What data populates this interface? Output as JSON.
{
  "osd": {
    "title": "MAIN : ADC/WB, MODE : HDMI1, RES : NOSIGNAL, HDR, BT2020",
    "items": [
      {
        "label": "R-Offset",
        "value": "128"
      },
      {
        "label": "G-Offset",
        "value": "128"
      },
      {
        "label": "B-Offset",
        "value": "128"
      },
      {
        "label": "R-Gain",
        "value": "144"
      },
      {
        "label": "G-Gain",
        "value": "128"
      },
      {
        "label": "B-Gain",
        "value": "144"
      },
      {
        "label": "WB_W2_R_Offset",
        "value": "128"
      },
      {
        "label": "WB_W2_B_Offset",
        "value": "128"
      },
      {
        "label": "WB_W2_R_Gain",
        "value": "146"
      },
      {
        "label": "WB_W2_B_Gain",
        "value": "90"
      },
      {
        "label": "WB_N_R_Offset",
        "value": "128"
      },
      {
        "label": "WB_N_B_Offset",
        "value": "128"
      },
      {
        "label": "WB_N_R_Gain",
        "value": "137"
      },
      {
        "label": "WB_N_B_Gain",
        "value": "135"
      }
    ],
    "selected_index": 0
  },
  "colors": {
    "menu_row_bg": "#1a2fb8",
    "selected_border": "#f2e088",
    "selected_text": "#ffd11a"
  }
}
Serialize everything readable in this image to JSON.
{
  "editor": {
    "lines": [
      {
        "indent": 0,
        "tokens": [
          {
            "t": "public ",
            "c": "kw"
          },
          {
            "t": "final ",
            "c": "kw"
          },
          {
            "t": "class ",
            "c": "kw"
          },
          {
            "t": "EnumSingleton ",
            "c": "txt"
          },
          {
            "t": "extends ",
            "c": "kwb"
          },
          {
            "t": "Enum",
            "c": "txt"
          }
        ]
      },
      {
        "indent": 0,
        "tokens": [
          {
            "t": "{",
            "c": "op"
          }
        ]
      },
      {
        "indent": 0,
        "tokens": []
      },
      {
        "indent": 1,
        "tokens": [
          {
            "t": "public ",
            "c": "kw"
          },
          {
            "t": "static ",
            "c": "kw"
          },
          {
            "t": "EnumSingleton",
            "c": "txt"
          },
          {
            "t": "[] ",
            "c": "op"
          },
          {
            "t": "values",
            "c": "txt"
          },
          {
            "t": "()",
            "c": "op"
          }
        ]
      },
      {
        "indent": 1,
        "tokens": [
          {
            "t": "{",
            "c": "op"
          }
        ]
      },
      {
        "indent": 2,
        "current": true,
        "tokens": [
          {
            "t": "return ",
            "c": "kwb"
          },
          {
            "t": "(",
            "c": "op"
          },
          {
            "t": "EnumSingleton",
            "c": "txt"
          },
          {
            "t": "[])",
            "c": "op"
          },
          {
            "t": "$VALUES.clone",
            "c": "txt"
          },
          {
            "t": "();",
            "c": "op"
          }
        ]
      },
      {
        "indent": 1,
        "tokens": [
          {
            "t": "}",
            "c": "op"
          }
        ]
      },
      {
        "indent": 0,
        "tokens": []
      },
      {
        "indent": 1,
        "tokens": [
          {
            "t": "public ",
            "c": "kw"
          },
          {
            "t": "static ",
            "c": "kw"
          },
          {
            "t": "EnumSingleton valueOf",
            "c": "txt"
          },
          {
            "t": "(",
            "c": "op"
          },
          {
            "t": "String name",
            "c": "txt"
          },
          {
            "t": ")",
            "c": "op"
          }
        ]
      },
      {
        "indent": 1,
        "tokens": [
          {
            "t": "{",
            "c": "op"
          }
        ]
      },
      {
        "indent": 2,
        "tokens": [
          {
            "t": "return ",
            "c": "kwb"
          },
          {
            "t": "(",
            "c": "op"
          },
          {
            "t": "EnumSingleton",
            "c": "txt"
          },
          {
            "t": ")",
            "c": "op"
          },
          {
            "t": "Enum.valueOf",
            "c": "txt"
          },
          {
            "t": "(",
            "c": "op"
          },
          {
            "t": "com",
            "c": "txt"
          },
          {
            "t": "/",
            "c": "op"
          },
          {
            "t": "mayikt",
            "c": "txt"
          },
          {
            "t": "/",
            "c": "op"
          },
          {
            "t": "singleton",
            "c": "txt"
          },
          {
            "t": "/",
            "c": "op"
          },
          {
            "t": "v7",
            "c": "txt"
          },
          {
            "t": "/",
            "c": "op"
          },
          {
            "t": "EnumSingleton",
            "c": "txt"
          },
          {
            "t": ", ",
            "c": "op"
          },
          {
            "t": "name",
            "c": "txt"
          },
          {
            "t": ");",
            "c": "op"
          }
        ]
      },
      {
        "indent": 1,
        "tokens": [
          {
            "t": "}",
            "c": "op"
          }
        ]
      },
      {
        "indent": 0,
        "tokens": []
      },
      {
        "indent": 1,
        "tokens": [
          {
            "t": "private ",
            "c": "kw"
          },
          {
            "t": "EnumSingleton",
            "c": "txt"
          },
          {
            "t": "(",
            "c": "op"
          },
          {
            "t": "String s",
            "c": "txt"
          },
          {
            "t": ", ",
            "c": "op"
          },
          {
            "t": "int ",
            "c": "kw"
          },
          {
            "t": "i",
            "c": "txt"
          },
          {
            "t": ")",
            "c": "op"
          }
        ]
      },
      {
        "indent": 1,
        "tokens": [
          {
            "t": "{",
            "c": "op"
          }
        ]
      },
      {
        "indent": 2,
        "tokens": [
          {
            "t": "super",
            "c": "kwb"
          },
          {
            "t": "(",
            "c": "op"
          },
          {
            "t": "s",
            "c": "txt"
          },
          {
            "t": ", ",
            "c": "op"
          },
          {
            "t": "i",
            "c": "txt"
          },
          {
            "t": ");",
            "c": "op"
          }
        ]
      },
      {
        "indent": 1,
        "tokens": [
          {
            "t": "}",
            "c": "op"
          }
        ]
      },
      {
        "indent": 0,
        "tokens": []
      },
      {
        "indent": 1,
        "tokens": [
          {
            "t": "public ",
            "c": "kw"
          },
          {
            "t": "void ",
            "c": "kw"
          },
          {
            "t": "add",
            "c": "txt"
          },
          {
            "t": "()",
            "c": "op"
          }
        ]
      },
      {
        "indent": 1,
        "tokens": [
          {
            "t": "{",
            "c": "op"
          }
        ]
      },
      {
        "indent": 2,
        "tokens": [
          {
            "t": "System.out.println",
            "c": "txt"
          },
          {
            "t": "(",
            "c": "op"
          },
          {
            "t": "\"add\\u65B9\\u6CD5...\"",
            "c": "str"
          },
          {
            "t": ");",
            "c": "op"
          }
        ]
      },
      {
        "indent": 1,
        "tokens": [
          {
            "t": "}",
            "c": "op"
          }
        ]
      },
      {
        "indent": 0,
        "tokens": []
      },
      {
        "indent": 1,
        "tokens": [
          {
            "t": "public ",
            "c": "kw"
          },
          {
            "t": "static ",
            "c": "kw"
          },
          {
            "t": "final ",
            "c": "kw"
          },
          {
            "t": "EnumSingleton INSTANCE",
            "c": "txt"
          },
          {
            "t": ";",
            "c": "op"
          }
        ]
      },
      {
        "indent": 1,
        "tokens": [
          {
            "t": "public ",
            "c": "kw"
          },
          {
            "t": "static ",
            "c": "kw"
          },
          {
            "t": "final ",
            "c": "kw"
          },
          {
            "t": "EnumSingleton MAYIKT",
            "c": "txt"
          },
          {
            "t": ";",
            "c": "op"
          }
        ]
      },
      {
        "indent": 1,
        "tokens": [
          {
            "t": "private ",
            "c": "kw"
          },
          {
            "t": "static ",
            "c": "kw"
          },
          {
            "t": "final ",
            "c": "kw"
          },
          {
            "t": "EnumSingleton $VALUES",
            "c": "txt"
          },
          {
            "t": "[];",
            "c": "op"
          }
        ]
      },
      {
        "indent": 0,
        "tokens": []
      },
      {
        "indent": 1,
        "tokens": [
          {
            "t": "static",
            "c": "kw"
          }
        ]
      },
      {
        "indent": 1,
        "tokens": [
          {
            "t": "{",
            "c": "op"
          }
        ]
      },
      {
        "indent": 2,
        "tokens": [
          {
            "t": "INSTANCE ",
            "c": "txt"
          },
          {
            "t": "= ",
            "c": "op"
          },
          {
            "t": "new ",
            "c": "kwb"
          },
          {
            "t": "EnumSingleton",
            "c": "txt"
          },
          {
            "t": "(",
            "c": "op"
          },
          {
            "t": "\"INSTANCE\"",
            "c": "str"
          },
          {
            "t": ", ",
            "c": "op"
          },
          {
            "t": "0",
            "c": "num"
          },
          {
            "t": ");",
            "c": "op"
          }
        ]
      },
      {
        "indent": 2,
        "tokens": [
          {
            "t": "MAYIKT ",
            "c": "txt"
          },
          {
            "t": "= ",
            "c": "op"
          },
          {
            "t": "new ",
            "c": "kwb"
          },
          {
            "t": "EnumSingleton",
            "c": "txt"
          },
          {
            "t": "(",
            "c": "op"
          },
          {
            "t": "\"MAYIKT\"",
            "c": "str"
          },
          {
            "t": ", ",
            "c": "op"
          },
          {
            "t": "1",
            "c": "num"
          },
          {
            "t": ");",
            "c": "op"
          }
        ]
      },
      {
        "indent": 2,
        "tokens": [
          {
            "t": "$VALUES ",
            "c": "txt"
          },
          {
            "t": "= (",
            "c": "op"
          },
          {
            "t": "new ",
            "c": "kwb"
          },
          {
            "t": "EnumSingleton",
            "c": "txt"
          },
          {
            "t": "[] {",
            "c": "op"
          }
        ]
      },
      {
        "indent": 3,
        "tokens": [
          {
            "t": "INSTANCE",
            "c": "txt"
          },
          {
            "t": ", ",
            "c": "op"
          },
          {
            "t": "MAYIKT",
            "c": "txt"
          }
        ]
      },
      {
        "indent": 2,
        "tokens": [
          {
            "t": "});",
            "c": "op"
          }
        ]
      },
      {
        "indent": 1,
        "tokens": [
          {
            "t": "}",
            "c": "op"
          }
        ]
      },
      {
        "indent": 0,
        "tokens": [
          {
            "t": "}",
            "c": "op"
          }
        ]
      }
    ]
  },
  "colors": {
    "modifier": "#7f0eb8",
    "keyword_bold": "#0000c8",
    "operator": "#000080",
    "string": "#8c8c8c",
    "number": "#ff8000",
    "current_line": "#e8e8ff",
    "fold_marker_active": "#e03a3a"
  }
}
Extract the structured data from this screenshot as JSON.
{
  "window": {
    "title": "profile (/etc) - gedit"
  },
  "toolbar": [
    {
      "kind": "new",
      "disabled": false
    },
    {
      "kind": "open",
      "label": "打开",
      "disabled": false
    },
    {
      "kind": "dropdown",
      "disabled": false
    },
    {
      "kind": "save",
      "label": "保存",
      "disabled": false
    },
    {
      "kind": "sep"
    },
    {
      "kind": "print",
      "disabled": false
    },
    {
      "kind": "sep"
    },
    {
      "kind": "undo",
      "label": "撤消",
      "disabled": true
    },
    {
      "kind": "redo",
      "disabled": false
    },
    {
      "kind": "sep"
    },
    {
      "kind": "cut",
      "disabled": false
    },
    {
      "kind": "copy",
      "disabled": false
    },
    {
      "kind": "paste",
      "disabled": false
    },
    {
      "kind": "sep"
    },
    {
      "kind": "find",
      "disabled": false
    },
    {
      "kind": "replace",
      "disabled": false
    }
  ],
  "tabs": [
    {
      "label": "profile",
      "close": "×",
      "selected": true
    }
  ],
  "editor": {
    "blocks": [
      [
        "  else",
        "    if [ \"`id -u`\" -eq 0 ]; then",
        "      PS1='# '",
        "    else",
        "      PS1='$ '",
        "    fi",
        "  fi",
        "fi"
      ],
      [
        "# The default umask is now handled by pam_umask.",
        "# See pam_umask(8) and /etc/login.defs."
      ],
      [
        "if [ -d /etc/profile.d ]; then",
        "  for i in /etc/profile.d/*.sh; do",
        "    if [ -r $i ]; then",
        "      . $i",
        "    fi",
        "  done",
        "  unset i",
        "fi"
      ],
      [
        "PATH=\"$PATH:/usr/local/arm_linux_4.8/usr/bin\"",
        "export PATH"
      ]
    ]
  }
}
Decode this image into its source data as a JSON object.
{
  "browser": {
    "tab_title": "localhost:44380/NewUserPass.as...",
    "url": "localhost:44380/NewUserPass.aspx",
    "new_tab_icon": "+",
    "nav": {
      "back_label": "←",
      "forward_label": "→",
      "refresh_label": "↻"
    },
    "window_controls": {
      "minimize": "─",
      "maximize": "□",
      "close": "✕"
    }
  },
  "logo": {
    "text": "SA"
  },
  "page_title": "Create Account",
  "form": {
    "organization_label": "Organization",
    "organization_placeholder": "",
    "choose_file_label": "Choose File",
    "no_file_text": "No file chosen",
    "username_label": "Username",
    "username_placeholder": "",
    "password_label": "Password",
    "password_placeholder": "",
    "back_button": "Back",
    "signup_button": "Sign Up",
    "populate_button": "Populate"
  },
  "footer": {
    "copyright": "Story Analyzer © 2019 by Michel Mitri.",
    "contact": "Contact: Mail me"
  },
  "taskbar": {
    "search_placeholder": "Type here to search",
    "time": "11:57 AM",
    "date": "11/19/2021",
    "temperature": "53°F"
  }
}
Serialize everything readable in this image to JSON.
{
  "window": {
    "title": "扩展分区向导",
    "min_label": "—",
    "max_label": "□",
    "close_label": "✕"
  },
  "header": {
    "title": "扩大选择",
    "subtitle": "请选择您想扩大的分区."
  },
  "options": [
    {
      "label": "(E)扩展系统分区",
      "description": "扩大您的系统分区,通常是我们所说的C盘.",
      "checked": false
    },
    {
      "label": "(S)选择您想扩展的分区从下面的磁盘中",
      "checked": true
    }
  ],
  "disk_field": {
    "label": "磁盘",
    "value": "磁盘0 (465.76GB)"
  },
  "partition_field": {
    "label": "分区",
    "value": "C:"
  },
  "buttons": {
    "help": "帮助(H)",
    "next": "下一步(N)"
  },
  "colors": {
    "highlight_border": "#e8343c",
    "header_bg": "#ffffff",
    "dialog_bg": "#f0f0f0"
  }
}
--------------------------------------------------
What you have to do -
Scan the material above for the word "this". Copy each line where it occurs.

Reply -
What data populates this interface? Output as JSON.
Serialize everything readable in this image to JSON.
Extract the structured data from this screenshot as JSON.
Decode this image into its source data as a JSON object.
Serialize everything readable in this image to JSON.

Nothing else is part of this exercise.